** Data listing **

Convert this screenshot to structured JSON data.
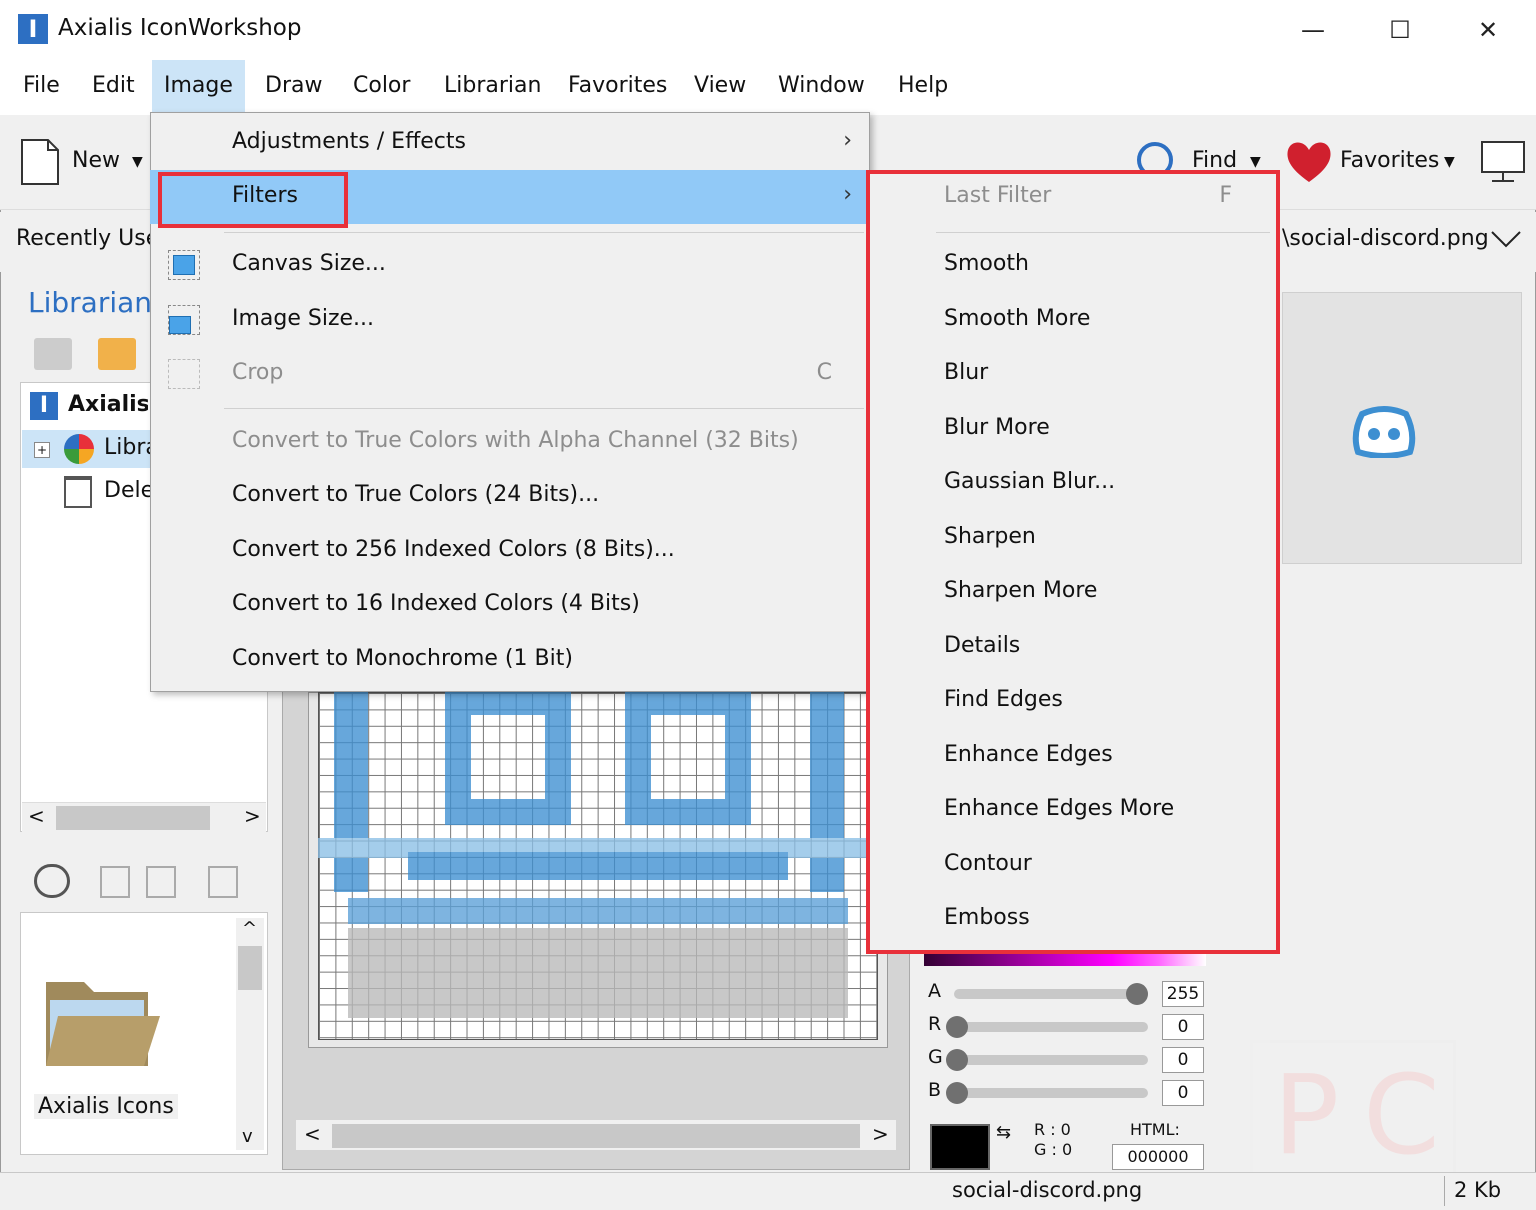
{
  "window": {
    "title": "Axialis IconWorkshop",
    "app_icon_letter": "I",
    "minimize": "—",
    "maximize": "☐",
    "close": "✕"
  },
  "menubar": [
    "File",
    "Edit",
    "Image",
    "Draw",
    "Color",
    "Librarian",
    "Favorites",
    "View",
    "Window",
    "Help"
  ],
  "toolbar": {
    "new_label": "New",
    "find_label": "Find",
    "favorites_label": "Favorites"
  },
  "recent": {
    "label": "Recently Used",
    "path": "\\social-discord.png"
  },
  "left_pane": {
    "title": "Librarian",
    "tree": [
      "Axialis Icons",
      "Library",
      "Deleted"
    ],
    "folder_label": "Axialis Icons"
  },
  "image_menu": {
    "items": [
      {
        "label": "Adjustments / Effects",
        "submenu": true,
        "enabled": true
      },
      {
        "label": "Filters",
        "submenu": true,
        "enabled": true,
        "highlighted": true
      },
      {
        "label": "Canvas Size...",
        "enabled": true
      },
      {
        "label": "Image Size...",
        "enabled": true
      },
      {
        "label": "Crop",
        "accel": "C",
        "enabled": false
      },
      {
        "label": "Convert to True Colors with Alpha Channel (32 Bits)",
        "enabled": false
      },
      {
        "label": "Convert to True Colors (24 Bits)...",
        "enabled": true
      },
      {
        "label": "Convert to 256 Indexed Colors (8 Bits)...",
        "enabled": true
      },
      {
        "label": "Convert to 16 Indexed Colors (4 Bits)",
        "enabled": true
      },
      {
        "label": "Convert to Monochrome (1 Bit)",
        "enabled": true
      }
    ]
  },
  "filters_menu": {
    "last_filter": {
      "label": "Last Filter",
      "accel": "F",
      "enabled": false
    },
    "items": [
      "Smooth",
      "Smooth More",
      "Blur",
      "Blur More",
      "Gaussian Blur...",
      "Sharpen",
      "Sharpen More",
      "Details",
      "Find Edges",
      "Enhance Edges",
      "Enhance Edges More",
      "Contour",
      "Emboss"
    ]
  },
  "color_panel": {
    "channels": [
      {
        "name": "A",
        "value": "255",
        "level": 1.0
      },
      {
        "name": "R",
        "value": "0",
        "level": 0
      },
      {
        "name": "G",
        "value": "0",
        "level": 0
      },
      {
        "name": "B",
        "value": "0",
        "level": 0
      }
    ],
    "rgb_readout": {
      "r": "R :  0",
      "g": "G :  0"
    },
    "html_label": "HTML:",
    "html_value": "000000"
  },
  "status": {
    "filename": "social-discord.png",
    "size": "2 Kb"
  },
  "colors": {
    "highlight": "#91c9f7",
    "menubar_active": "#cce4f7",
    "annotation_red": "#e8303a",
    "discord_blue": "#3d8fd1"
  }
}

** Short problem **
Print every record above exactly as written, leaving out the pictures.

** Worked answer **
Convert this screenshot to structured JSON data.
{
  "window": {
    "title": "Axialis IconWorkshop",
    "app_icon_letter": "I",
    "minimize": "—",
    "maximize": "☐",
    "close": "✕"
  },
  "menubar": [
    "File",
    "Edit",
    "Image",
    "Draw",
    "Color",
    "Librarian",
    "Favorites",
    "View",
    "Window",
    "Help"
  ],
  "toolbar": {
    "new_label": "New",
    "find_label": "Find",
    "favorites_label": "Favorites"
  },
  "recent": {
    "label": "Recently Used",
    "path": "\\social-discord.png"
  },
  "left_pane": {
    "title": "Librarian",
    "tree": [
      "Axialis Icons",
      "Library",
      "Deleted"
    ],
    "folder_label": "Axialis Icons"
  },
  "image_menu": {
    "items": [
      {
        "label": "Adjustments / Effects",
        "submenu": true,
        "enabled": true
      },
      {
        "label": "Filters",
        "submenu": true,
        "enabled": true,
        "highlighted": true
      },
      {
        "label": "Canvas Size...",
        "enabled": true
      },
      {
        "label": "Image Size...",
        "enabled": true
      },
      {
        "label": "Crop",
        "accel": "C",
        "enabled": false
      },
      {
        "label": "Convert to True Colors with Alpha Channel (32 Bits)",
        "enabled": false
      },
      {
        "label": "Convert to True Colors (24 Bits)...",
        "enabled": true
      },
      {
        "label": "Convert to 256 Indexed Colors (8 Bits)...",
        "enabled": true
      },
      {
        "label": "Convert to 16 Indexed Colors (4 Bits)",
        "enabled": true
      },
      {
        "label": "Convert to Monochrome (1 Bit)",
        "enabled": true
      }
    ]
  },
  "filters_menu": {
    "last_filter": {
      "label": "Last Filter",
      "accel": "F",
      "enabled": false
    },
    "items": [
      "Smooth",
      "Smooth More",
      "Blur",
      "Blur More",
      "Gaussian Blur...",
      "Sharpen",
      "Sharpen More",
      "Details",
      "Find Edges",
      "Enhance Edges",
      "Enhance Edges More",
      "Contour",
      "Emboss"
    ]
  },
  "color_panel": {
    "channels": [
      {
        "name": "A",
        "value": "255",
        "level": 1.0
      },
      {
        "name": "R",
        "value": "0",
        "level": 0
      },
      {
        "name": "G",
        "value": "0",
        "level": 0
      },
      {
        "name": "B",
        "value": "0",
        "level": 0
      }
    ],
    "rgb_readout": {
      "r": "R :  0",
      "g": "G :  0"
    },
    "html_label": "HTML:",
    "html_value": "000000"
  },
  "status": {
    "filename": "social-discord.png",
    "size": "2 Kb"
  },
  "colors": {
    "highlight": "#91c9f7",
    "menubar_active": "#cce4f7",
    "annotation_red": "#e8303a",
    "discord_blue": "#3d8fd1"
  }
}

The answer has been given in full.